-------- Records provided --------

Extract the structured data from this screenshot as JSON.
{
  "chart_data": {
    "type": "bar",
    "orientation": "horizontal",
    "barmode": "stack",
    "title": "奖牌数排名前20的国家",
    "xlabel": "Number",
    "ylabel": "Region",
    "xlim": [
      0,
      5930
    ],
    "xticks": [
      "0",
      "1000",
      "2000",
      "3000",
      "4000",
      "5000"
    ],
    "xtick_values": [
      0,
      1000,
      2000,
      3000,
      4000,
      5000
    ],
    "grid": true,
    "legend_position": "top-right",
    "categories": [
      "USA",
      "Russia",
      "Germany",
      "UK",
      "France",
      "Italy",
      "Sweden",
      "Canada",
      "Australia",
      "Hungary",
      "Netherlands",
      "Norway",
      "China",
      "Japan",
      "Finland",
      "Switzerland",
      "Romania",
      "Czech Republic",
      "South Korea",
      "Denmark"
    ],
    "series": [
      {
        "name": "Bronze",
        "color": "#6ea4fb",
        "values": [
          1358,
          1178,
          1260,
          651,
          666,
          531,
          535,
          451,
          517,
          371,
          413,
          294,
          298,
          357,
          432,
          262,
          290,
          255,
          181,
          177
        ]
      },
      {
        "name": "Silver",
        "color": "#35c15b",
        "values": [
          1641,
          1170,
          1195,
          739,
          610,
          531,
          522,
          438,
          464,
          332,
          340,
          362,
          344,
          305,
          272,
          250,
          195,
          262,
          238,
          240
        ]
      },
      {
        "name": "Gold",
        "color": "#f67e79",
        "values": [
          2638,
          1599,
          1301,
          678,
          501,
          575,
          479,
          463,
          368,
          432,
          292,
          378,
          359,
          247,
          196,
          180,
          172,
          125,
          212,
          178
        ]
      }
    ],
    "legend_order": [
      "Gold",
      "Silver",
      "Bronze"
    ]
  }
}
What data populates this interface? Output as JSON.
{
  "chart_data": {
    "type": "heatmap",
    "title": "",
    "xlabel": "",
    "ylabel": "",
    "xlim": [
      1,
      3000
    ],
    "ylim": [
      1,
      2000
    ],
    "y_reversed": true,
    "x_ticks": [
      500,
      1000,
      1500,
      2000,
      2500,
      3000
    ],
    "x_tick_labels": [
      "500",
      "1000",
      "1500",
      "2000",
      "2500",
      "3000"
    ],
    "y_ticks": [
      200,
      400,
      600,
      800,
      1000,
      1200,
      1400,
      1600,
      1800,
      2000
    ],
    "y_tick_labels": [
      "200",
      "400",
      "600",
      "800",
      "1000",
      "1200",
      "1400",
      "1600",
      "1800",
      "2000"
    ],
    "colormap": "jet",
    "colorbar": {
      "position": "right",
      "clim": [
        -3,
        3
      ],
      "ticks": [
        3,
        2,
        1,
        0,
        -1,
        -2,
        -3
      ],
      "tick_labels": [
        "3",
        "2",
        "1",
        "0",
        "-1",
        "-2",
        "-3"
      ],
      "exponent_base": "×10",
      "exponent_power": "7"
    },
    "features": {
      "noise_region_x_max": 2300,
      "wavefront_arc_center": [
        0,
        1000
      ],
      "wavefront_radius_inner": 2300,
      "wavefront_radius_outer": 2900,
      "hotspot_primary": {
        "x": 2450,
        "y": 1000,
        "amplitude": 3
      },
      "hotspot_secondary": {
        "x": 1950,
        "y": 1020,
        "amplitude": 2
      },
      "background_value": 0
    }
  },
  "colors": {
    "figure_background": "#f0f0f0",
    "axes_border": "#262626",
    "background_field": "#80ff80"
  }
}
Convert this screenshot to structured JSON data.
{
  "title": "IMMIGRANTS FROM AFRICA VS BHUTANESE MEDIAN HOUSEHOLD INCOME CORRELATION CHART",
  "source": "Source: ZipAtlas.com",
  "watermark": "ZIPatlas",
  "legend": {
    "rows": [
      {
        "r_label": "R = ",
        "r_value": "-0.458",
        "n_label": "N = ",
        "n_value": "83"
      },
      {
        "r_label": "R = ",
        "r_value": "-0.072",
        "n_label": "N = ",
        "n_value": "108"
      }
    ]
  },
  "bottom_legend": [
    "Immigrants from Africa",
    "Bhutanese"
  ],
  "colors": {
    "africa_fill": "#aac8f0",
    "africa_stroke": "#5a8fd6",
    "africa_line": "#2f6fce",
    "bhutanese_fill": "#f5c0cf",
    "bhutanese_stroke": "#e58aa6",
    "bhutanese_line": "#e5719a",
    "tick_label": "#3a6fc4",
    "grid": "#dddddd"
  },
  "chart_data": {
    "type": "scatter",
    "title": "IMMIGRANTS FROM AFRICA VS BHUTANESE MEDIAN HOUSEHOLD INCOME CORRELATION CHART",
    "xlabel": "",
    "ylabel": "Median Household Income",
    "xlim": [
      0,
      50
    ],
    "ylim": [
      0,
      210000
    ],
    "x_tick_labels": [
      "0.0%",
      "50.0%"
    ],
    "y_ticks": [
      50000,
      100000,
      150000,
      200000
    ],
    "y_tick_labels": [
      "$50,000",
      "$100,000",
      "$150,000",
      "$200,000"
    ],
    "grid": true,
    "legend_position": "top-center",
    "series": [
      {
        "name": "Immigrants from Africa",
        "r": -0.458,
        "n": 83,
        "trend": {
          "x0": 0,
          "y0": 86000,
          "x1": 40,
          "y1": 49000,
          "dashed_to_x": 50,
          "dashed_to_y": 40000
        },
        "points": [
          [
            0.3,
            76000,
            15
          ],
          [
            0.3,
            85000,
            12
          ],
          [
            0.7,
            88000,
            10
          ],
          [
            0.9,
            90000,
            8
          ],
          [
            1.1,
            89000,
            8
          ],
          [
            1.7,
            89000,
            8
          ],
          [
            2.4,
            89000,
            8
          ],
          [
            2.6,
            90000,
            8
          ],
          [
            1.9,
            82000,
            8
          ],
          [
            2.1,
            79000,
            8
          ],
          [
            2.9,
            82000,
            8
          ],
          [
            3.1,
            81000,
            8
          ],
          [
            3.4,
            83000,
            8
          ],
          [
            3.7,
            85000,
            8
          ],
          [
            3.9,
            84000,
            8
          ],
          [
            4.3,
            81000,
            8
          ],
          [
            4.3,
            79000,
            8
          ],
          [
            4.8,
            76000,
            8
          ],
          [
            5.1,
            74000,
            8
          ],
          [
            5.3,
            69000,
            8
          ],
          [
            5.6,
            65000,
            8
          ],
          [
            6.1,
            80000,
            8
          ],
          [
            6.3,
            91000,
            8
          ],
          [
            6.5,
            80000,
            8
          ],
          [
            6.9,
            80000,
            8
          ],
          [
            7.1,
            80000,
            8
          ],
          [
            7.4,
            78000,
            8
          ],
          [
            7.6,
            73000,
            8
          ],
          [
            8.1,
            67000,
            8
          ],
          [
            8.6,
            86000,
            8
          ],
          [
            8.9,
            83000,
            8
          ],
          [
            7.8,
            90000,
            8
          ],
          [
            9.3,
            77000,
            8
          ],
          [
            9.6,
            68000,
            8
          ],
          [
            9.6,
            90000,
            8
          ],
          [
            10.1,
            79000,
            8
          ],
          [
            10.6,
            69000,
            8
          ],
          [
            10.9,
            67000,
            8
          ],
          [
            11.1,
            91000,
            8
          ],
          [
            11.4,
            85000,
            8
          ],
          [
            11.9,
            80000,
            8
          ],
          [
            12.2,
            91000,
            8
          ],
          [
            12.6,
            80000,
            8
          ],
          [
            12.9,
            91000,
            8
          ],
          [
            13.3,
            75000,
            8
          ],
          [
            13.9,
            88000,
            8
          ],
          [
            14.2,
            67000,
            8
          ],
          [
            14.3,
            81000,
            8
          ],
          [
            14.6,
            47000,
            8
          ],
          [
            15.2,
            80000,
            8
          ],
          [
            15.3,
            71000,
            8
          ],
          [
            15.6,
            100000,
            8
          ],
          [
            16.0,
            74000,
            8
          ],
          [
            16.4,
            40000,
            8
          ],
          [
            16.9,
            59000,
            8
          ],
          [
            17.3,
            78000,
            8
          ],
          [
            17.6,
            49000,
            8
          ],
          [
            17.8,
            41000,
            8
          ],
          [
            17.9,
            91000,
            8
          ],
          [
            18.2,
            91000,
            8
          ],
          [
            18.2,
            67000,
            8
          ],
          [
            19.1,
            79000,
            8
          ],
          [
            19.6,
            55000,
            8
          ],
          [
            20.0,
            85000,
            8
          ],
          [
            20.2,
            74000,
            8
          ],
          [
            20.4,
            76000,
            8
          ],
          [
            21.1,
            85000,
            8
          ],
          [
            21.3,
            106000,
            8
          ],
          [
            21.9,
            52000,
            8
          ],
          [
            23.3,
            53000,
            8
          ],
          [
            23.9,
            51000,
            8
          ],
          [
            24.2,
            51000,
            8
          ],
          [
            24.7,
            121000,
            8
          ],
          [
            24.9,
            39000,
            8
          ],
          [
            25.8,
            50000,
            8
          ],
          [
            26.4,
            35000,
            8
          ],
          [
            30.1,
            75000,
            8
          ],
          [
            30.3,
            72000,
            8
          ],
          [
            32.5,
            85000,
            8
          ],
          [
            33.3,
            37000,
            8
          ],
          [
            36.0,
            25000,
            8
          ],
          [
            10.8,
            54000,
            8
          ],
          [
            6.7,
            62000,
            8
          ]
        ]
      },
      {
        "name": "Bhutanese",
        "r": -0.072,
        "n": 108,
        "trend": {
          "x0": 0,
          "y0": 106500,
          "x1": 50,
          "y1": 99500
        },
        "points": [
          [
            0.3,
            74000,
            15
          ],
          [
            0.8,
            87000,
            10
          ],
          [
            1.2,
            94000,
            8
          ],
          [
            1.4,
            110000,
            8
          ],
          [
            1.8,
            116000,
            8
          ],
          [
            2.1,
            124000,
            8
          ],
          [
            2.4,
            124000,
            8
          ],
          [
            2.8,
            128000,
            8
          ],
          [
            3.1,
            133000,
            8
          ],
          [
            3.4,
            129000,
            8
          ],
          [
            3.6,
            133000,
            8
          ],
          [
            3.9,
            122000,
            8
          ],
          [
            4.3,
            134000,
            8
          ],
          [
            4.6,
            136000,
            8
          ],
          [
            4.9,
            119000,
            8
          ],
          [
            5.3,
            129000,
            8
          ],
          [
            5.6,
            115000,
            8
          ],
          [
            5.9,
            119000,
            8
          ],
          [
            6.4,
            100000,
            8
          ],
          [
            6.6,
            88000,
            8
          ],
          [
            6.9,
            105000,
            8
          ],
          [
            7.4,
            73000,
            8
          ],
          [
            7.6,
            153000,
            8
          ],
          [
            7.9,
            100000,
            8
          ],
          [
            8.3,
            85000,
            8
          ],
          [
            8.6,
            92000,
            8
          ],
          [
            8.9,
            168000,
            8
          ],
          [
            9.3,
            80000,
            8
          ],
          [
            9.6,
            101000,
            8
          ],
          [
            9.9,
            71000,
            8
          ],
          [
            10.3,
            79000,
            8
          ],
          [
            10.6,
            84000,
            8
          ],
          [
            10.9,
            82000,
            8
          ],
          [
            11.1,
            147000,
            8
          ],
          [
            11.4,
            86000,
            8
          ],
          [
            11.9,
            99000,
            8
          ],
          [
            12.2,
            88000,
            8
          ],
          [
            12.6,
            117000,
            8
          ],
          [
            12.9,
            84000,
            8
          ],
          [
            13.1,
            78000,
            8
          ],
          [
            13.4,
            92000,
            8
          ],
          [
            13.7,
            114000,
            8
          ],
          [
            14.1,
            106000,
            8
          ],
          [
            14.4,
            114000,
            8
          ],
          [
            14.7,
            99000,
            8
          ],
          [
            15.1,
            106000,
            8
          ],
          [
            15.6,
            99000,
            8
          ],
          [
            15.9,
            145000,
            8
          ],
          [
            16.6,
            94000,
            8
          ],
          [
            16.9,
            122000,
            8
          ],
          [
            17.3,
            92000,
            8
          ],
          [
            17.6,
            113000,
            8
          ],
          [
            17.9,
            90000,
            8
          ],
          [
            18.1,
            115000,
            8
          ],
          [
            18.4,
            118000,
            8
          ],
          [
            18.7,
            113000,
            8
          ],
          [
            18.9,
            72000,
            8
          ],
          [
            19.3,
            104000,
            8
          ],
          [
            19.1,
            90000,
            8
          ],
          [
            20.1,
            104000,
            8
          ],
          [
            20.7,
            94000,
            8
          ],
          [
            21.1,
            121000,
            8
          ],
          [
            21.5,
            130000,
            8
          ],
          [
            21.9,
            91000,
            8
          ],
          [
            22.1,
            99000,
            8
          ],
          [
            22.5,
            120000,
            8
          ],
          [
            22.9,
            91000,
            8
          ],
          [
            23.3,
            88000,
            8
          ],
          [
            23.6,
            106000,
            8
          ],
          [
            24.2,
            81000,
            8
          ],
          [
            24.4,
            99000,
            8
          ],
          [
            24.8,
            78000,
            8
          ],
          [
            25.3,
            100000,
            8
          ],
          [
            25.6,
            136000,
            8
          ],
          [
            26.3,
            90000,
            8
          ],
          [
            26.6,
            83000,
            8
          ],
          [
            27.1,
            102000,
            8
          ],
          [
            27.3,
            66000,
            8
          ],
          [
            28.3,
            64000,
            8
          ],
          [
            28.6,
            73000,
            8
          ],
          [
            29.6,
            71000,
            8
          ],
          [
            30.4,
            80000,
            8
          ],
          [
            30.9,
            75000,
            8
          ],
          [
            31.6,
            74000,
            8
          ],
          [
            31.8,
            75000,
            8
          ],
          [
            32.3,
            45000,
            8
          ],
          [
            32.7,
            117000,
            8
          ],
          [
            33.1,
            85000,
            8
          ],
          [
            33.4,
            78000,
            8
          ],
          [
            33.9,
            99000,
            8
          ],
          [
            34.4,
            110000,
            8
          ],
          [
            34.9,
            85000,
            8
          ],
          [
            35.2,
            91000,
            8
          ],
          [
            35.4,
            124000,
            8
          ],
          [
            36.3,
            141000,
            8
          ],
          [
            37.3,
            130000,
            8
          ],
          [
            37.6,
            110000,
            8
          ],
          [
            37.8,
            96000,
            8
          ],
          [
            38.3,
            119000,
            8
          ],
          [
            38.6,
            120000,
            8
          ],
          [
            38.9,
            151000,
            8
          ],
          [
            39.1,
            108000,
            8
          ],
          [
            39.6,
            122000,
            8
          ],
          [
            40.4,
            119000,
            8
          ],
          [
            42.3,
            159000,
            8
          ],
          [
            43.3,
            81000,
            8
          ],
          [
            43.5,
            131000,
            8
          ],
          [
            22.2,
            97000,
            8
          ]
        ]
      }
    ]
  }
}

--------

Stated problem | Return every line containing "right".

Response to this exercise |
    "legend_position": "top-right",
      "position": "right",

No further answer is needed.